- _Items from a dataset_
::::
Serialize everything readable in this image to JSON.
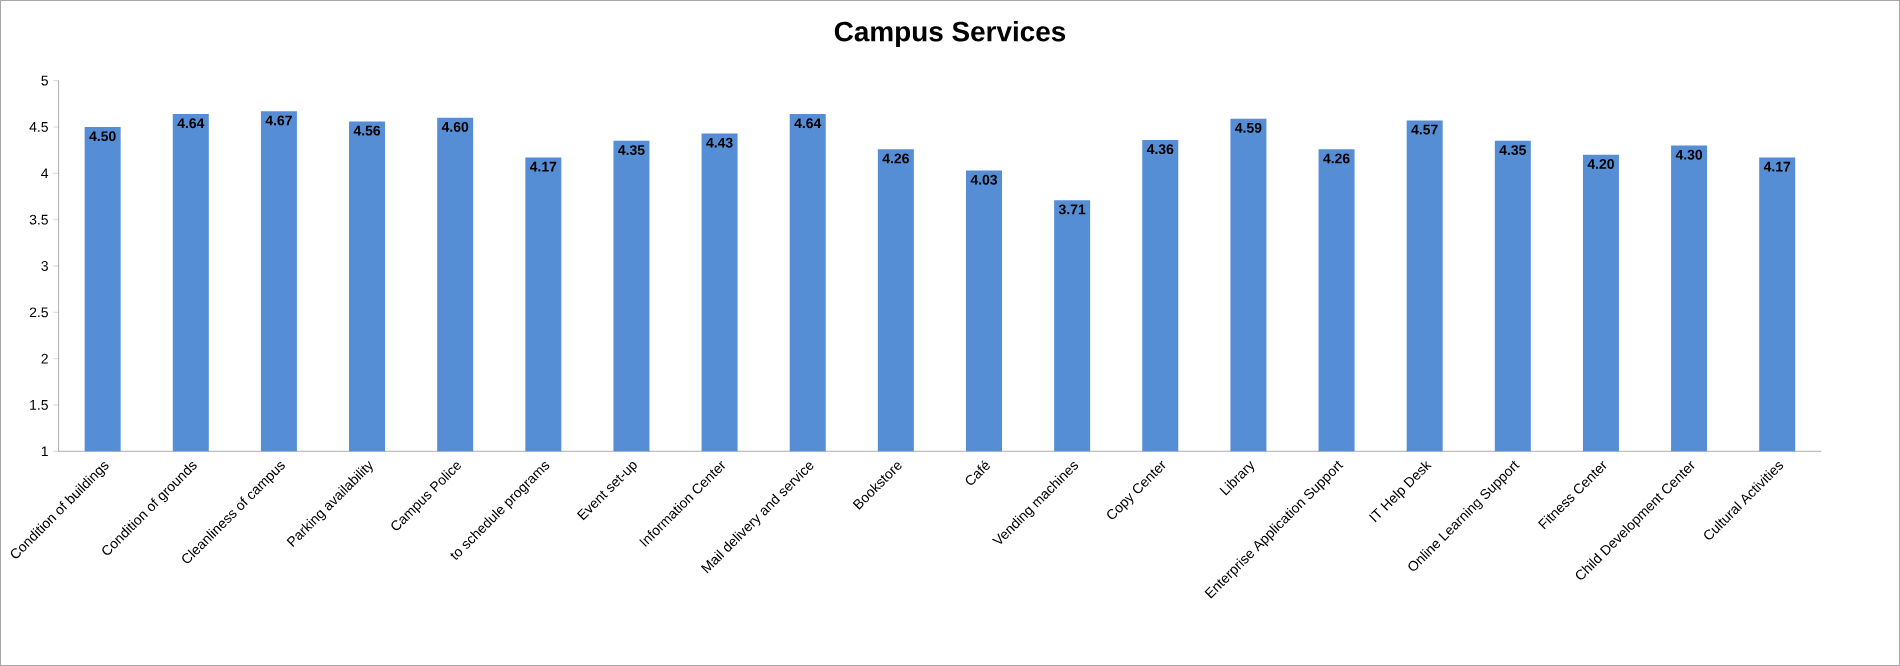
{
  "chart_data": {
    "type": "bar",
    "title": "Campus Services",
    "categories": [
      "Condition of buildings",
      "Condition of grounds",
      "Cleanliness of campus",
      "Parking availability",
      "Campus Police",
      "to schedule programs",
      "Event set-up",
      "Information Center",
      "Mail delivery and service",
      "Bookstore",
      "Café",
      "Vending machines",
      "Copy Center",
      "Library",
      "Enterprise Application Support",
      "IT Help Desk",
      "Online Learning Support",
      "Fitness Center",
      "Child Development Center",
      "Cultural Activities"
    ],
    "values": [
      4.5,
      4.64,
      4.67,
      4.56,
      4.6,
      4.17,
      4.35,
      4.43,
      4.64,
      4.26,
      4.03,
      3.71,
      4.36,
      4.59,
      4.26,
      4.57,
      4.35,
      4.2,
      4.3,
      4.17
    ],
    "value_labels": [
      "4.50",
      "4.64",
      "4.67",
      "4.56",
      "4.60",
      "4.17",
      "4.35",
      "4.43",
      "4.64",
      "4.26",
      "4.03",
      "3.71",
      "4.36",
      "4.59",
      "4.26",
      "4.57",
      "4.35",
      "4.20",
      "4.30",
      "4.17"
    ],
    "color": "#558ed5",
    "ylim": [
      1,
      5
    ],
    "yticks": [
      1,
      1.5,
      2,
      2.5,
      3,
      3.5,
      4,
      4.5,
      5
    ]
  }
}
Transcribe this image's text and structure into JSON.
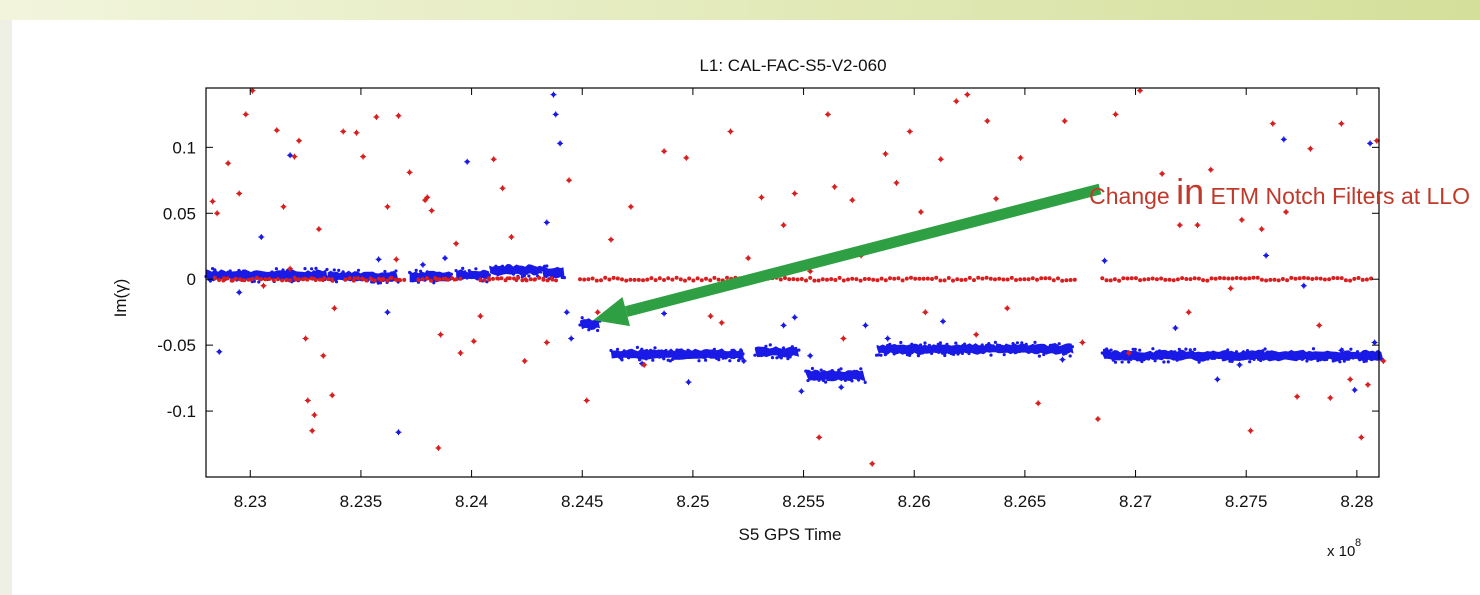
{
  "chart_data": {
    "type": "scatter",
    "title": "L1: CAL-FAC-S5-V2-060",
    "xlabel": "S5 GPS Time",
    "ylabel": "Im(γ)",
    "x_multiplier_label": "x 10",
    "x_multiplier_exponent": "8",
    "xlim": [
      8.228,
      8.281
    ],
    "ylim": [
      -0.15,
      0.145
    ],
    "xticks": [
      8.23,
      8.235,
      8.24,
      8.245,
      8.25,
      8.255,
      8.26,
      8.265,
      8.27,
      8.275,
      8.28
    ],
    "xtick_labels": [
      "8.23",
      "8.235",
      "8.24",
      "8.245",
      "8.25",
      "8.255",
      "8.26",
      "8.265",
      "8.27",
      "8.275",
      "8.28"
    ],
    "yticks": [
      0.1,
      0.05,
      0,
      -0.05,
      -0.1
    ],
    "ytick_labels": [
      "0.1",
      "0.05",
      "0",
      "-0.05",
      "-0.1"
    ],
    "grid": false,
    "series": [
      {
        "color": "#1a1ae6",
        "bands": [
          [
            8.228,
            8.2335,
            0.003
          ],
          [
            8.2335,
            8.2367,
            0.002
          ],
          [
            8.2372,
            8.2391,
            0.002
          ],
          [
            8.2393,
            8.2408,
            0.003
          ],
          [
            8.2408,
            8.2432,
            0.007
          ],
          [
            8.2432,
            8.2442,
            0.005
          ],
          [
            8.2449,
            8.2458,
            -0.034
          ],
          [
            8.2463,
            8.2523,
            -0.057
          ],
          [
            8.2528,
            8.2548,
            -0.055
          ],
          [
            8.2551,
            8.2578,
            -0.073
          ],
          [
            8.2583,
            8.2672,
            -0.053
          ],
          [
            8.2685,
            8.2812,
            -0.058
          ]
        ],
        "outliers": [
          [
            8.2286,
            -0.055
          ],
          [
            8.2295,
            -0.01
          ],
          [
            8.2305,
            0.032
          ],
          [
            8.2318,
            0.094
          ],
          [
            8.2358,
            0.015
          ],
          [
            8.2362,
            -0.025
          ],
          [
            8.2367,
            -0.116
          ],
          [
            8.2378,
            0.011
          ],
          [
            8.2388,
            0.016
          ],
          [
            8.2398,
            0.089
          ],
          [
            8.2434,
            0.043
          ],
          [
            8.2437,
            0.14
          ],
          [
            8.2438,
            0.125
          ],
          [
            8.244,
            0.103
          ],
          [
            8.2443,
            -0.025
          ],
          [
            8.2445,
            -0.045
          ],
          [
            8.2477,
            -0.064
          ],
          [
            8.2487,
            -0.026
          ],
          [
            8.2498,
            -0.078
          ],
          [
            8.2523,
            -0.062
          ],
          [
            8.2541,
            -0.035
          ],
          [
            8.2546,
            -0.029
          ],
          [
            8.2549,
            -0.085
          ],
          [
            8.2553,
            -0.058
          ],
          [
            8.2567,
            -0.082
          ],
          [
            8.2578,
            -0.035
          ],
          [
            8.2588,
            -0.045
          ],
          [
            8.2613,
            -0.032
          ],
          [
            8.2667,
            -0.061
          ],
          [
            8.2686,
            0.014
          ],
          [
            8.2718,
            -0.037
          ],
          [
            8.2737,
            -0.076
          ],
          [
            8.2747,
            -0.065
          ],
          [
            8.2759,
            0.018
          ],
          [
            8.2767,
            0.106
          ],
          [
            8.2776,
            -0.005
          ],
          [
            8.2793,
            -0.054
          ],
          [
            8.2799,
            -0.084
          ],
          [
            8.2806,
            0.103
          ],
          [
            8.2808,
            -0.048
          ]
        ]
      },
      {
        "color": "#d81e1e",
        "bands": [
          [
            8.2284,
            8.2338,
            0.0
          ],
          [
            8.2343,
            8.237,
            0.0
          ],
          [
            8.2376,
            8.2395,
            0.0
          ],
          [
            8.2404,
            8.244,
            0.0
          ],
          [
            8.2449,
            8.253,
            0.0
          ],
          [
            8.2534,
            8.2673,
            0.0
          ],
          [
            8.2685,
            8.2808,
            0.0
          ]
        ],
        "outliers": [
          [
            8.2283,
            0.059
          ],
          [
            8.2285,
            0.05
          ],
          [
            8.229,
            0.088
          ],
          [
            8.2295,
            0.065
          ],
          [
            8.2298,
            0.125
          ],
          [
            8.2301,
            0.143
          ],
          [
            8.2306,
            -0.005
          ],
          [
            8.2312,
            0.113
          ],
          [
            8.2315,
            0.055
          ],
          [
            8.2318,
            0.008
          ],
          [
            8.232,
            0.093
          ],
          [
            8.2322,
            0.105
          ],
          [
            8.2325,
            -0.045
          ],
          [
            8.2326,
            -0.092
          ],
          [
            8.2328,
            -0.115
          ],
          [
            8.2329,
            -0.103
          ],
          [
            8.2331,
            0.038
          ],
          [
            8.2333,
            -0.058
          ],
          [
            8.2337,
            -0.088
          ],
          [
            8.2338,
            -0.022
          ],
          [
            8.2342,
            0.112
          ],
          [
            8.2348,
            0.111
          ],
          [
            8.2351,
            0.093
          ],
          [
            8.2357,
            0.123
          ],
          [
            8.2362,
            0.055
          ],
          [
            8.2366,
            0.015
          ],
          [
            8.2367,
            0.124
          ],
          [
            8.2372,
            0.081
          ],
          [
            8.2379,
            0.06
          ],
          [
            8.238,
            0.062
          ],
          [
            8.2382,
            0.052
          ],
          [
            8.2385,
            -0.128
          ],
          [
            8.2386,
            -0.042
          ],
          [
            8.2393,
            0.027
          ],
          [
            8.2395,
            -0.056
          ],
          [
            8.2401,
            -0.047
          ],
          [
            8.2404,
            -0.028
          ],
          [
            8.241,
            0.091
          ],
          [
            8.2414,
            0.069
          ],
          [
            8.2418,
            0.032
          ],
          [
            8.2424,
            -0.062
          ],
          [
            8.2434,
            -0.048
          ],
          [
            8.2444,
            0.075
          ],
          [
            8.2452,
            -0.092
          ],
          [
            8.2457,
            -0.025
          ],
          [
            8.2463,
            0.03
          ],
          [
            8.2472,
            0.055
          ],
          [
            8.2478,
            -0.065
          ],
          [
            8.2487,
            0.097
          ],
          [
            8.2497,
            0.092
          ],
          [
            8.2508,
            -0.028
          ],
          [
            8.2513,
            -0.033
          ],
          [
            8.2517,
            0.112
          ],
          [
            8.2525,
            0.016
          ],
          [
            8.2531,
            0.062
          ],
          [
            8.2541,
            0.041
          ],
          [
            8.2546,
            0.065
          ],
          [
            8.2553,
            0.006
          ],
          [
            8.2557,
            -0.12
          ],
          [
            8.2561,
            0.125
          ],
          [
            8.2564,
            0.07
          ],
          [
            8.2568,
            -0.045
          ],
          [
            8.2572,
            0.06
          ],
          [
            8.2576,
            0.018
          ],
          [
            8.2581,
            -0.14
          ],
          [
            8.2587,
            0.095
          ],
          [
            8.2592,
            0.073
          ],
          [
            8.2598,
            0.112
          ],
          [
            8.2603,
            0.051
          ],
          [
            8.2605,
            -0.025
          ],
          [
            8.2612,
            0.091
          ],
          [
            8.2619,
            0.135
          ],
          [
            8.2624,
            0.14
          ],
          [
            8.2628,
            -0.042
          ],
          [
            8.2633,
            0.12
          ],
          [
            8.2637,
            0.061
          ],
          [
            8.2642,
            -0.022
          ],
          [
            8.2648,
            0.092
          ],
          [
            8.2656,
            -0.094
          ],
          [
            8.2668,
            0.12
          ],
          [
            8.2676,
            -0.048
          ],
          [
            8.2683,
            -0.106
          ],
          [
            8.2691,
            0.125
          ],
          [
            8.2697,
            -0.056
          ],
          [
            8.2702,
            0.143
          ],
          [
            8.2712,
            0.08
          ],
          [
            8.272,
            0.041
          ],
          [
            8.2724,
            -0.025
          ],
          [
            8.2728,
            0.041
          ],
          [
            8.2734,
            0.083
          ],
          [
            8.2743,
            -0.007
          ],
          [
            8.2748,
            0.045
          ],
          [
            8.2752,
            -0.115
          ],
          [
            8.2757,
            0.038
          ],
          [
            8.2762,
            0.118
          ],
          [
            8.2768,
            0.051
          ],
          [
            8.2773,
            -0.089
          ],
          [
            8.2779,
            0.099
          ],
          [
            8.2783,
            -0.035
          ],
          [
            8.2788,
            -0.09
          ],
          [
            8.2793,
            0.118
          ],
          [
            8.2797,
            -0.076
          ],
          [
            8.2802,
            -0.12
          ],
          [
            8.2805,
            -0.08
          ],
          [
            8.2809,
            0.105
          ],
          [
            8.2812,
            -0.062
          ]
        ]
      }
    ],
    "annotations": [
      {
        "text_before": "Change ",
        "text_big": "in",
        "text_after": " ETM Notch Filters at LLO",
        "color": "#c0392b",
        "arrow_color": "#2ea043",
        "arrow_tip": [
          8.2455,
          -0.031
        ]
      }
    ]
  }
}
::::
- _Job_
Compute the number of lines above that contain the string "title". Reply with that value only.

- _In response_
2